*Exercise*: Look for "BANK" in each line of the entries, and return the matching lines.

*Raw data*:

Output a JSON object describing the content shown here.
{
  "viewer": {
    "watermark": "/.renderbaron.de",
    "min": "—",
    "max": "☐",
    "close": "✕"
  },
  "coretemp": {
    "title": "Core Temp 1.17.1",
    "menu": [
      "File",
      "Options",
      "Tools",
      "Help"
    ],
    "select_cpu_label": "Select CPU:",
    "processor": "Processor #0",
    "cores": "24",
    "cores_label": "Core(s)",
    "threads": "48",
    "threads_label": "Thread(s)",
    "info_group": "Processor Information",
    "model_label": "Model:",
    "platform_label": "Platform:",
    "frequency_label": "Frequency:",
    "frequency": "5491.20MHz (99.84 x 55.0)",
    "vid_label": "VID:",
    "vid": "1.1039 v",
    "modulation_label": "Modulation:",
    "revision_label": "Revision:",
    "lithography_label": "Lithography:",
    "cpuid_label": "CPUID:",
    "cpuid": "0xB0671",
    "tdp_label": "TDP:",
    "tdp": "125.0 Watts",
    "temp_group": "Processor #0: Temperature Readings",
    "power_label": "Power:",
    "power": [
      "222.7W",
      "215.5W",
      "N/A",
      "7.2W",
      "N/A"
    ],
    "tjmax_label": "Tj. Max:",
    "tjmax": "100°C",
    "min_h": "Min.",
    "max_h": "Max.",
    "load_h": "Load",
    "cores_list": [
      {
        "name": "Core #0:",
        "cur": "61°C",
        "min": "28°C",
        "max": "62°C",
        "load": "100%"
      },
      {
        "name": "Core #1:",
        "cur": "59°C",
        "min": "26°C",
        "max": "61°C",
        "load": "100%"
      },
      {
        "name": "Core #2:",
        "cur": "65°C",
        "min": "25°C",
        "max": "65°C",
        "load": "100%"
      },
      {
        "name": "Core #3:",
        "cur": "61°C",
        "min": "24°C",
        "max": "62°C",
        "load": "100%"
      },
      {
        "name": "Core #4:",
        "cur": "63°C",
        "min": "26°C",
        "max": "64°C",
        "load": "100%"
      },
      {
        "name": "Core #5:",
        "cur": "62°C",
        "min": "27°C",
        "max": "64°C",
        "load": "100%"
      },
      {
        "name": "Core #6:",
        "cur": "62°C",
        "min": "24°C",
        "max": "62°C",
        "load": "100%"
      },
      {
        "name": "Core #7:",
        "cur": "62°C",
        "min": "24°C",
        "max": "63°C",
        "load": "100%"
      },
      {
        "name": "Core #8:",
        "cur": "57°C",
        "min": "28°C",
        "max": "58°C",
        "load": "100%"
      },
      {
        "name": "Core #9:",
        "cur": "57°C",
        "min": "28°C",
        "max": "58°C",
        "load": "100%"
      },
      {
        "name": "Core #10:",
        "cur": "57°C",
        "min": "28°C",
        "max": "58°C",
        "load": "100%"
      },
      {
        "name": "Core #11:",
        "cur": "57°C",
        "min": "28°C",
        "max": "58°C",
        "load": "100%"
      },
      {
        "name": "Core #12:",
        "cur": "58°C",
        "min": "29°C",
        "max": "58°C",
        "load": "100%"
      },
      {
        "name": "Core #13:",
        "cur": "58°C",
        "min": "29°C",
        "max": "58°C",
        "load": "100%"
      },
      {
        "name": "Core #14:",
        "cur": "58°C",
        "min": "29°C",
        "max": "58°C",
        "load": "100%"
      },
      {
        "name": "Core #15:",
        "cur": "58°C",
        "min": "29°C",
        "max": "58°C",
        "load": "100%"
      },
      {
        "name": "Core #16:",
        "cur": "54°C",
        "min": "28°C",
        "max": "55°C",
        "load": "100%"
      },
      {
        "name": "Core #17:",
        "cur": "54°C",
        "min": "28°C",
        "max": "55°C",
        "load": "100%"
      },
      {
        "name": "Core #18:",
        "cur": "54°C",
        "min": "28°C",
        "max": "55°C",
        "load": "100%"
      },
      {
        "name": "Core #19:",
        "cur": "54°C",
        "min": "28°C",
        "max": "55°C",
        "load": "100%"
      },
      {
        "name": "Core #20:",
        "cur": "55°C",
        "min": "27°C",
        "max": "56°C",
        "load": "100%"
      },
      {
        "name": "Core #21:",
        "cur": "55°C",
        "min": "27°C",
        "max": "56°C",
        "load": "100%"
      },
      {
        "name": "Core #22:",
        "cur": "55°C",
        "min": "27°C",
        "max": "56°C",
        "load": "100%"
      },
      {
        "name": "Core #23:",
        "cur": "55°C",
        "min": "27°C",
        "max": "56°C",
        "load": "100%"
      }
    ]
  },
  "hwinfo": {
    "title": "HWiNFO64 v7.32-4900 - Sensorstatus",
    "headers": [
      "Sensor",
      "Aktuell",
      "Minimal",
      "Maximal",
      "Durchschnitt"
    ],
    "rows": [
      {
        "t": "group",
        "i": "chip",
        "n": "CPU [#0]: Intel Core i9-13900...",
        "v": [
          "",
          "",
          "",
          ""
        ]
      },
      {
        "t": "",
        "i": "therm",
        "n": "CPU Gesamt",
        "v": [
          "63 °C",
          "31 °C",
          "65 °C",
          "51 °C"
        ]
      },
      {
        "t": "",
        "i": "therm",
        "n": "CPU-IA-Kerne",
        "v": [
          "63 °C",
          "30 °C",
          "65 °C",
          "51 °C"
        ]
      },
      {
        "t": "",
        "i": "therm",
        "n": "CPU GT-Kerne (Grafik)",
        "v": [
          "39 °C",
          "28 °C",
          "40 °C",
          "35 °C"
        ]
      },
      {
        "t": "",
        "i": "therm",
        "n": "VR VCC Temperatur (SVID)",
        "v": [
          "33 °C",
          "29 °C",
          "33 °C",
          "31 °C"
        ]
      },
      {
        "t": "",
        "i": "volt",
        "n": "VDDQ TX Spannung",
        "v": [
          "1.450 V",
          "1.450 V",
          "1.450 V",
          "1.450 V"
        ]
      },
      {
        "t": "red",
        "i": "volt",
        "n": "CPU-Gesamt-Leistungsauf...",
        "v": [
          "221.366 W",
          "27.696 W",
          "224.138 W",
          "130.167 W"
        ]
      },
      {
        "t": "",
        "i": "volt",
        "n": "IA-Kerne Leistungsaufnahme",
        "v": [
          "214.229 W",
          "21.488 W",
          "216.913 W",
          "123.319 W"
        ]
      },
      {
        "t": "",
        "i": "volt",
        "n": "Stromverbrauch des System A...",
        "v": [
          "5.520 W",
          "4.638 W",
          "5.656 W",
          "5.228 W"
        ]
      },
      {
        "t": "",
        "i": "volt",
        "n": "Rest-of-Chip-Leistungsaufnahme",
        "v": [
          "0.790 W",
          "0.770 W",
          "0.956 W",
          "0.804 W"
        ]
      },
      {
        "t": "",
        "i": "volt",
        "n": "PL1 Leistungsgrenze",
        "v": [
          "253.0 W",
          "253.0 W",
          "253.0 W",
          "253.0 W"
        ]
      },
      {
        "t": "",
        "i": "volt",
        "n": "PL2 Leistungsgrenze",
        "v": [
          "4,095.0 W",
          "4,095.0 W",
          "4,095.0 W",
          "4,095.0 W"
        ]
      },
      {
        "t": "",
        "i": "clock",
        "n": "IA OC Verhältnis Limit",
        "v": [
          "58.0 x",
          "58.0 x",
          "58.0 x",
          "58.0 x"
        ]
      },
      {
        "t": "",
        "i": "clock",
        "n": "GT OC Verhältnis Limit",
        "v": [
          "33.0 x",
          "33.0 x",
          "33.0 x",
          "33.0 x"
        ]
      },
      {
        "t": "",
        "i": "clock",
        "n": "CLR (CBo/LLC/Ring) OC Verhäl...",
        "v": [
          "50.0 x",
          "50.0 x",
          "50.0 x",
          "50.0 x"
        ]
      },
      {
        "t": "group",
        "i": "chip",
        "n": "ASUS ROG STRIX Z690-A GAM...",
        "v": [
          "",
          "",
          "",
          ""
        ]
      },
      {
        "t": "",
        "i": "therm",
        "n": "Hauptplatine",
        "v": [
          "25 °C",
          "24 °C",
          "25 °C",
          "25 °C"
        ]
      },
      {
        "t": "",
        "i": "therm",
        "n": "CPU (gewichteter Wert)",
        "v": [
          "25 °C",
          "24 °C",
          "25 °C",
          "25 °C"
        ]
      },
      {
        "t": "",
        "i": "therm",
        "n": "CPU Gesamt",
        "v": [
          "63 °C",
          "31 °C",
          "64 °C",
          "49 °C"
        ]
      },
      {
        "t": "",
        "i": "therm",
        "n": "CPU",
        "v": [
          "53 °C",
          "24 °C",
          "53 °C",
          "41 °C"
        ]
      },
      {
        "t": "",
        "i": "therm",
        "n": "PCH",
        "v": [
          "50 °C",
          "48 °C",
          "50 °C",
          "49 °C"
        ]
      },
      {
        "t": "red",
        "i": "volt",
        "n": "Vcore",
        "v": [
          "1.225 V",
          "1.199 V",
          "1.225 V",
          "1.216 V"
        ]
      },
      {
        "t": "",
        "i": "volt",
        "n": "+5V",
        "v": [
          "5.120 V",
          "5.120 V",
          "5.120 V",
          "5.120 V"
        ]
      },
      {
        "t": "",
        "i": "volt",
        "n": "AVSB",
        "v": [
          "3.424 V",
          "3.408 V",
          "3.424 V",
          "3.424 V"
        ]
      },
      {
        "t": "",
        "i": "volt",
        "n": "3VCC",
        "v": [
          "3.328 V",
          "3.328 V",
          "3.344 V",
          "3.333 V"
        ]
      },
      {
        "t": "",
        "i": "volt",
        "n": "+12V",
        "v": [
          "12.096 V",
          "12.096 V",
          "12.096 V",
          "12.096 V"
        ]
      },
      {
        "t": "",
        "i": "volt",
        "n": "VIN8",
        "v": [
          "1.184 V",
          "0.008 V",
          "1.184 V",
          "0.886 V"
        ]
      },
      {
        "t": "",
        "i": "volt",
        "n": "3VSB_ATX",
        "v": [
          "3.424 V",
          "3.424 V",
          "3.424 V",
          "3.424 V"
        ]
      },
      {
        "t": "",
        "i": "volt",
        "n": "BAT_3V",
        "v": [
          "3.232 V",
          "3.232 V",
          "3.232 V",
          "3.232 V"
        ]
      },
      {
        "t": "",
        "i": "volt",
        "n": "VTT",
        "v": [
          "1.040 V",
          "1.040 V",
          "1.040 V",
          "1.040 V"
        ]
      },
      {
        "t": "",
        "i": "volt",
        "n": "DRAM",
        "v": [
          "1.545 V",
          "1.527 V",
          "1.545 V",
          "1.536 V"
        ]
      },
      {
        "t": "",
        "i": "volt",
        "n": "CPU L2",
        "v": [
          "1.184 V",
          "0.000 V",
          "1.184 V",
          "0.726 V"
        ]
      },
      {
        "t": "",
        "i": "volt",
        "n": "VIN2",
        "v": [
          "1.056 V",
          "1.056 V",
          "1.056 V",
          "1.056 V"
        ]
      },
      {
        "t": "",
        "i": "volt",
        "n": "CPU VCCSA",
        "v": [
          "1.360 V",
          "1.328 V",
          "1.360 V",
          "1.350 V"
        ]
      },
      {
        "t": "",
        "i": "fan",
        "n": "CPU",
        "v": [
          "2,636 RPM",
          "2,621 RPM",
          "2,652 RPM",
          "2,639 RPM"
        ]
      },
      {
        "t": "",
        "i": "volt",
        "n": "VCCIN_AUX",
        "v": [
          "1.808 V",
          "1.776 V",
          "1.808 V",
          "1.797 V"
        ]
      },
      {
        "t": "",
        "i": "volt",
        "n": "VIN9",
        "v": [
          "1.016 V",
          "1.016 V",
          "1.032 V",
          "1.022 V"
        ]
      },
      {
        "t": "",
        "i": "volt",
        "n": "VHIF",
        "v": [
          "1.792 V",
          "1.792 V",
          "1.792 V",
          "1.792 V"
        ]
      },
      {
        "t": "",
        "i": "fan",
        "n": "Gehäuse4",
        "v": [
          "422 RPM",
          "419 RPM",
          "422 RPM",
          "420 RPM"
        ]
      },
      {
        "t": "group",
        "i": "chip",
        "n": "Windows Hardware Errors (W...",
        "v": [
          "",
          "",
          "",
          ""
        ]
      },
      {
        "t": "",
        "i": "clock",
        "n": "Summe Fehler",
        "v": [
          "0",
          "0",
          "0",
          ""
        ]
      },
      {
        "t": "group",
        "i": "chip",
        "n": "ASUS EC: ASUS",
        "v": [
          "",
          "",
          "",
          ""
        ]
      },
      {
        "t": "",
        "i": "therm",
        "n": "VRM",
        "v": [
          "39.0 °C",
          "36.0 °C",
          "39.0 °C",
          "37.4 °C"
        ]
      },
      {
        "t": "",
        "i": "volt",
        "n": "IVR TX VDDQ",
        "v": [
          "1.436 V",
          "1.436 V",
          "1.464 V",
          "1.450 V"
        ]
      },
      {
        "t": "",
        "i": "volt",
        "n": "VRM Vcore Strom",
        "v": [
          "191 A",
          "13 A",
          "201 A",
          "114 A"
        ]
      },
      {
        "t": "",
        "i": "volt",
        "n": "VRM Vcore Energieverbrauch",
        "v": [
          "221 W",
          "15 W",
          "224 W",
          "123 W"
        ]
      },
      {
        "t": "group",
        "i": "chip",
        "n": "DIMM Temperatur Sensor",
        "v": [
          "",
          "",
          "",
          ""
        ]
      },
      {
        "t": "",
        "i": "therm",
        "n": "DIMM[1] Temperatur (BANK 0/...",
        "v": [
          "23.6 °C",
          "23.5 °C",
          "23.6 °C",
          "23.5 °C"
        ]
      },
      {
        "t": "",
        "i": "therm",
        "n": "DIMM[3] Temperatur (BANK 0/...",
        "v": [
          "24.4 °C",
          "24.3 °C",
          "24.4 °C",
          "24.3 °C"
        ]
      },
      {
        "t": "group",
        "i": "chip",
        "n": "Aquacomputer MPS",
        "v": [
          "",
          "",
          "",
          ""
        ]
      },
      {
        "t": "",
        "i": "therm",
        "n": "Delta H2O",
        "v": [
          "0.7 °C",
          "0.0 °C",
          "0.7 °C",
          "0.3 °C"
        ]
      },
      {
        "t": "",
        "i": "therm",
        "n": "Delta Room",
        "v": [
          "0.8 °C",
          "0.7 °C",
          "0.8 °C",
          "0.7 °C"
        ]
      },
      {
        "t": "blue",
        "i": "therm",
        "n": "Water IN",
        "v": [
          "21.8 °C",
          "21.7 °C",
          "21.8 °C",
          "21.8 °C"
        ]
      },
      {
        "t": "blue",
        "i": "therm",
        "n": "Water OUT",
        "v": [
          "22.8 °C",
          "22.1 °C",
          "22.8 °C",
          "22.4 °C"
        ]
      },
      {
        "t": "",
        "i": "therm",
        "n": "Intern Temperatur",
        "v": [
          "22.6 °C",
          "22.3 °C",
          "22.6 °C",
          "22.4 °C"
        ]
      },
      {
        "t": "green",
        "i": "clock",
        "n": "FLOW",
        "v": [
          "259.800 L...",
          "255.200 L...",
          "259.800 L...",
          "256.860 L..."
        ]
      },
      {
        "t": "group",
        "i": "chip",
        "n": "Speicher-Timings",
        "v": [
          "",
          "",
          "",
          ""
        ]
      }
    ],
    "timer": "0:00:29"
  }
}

*Final result*:
        "n": "DIMM[1] Temperatur (BANK 0/...",
        "n": "DIMM[3] Temperatur (BANK 0/...",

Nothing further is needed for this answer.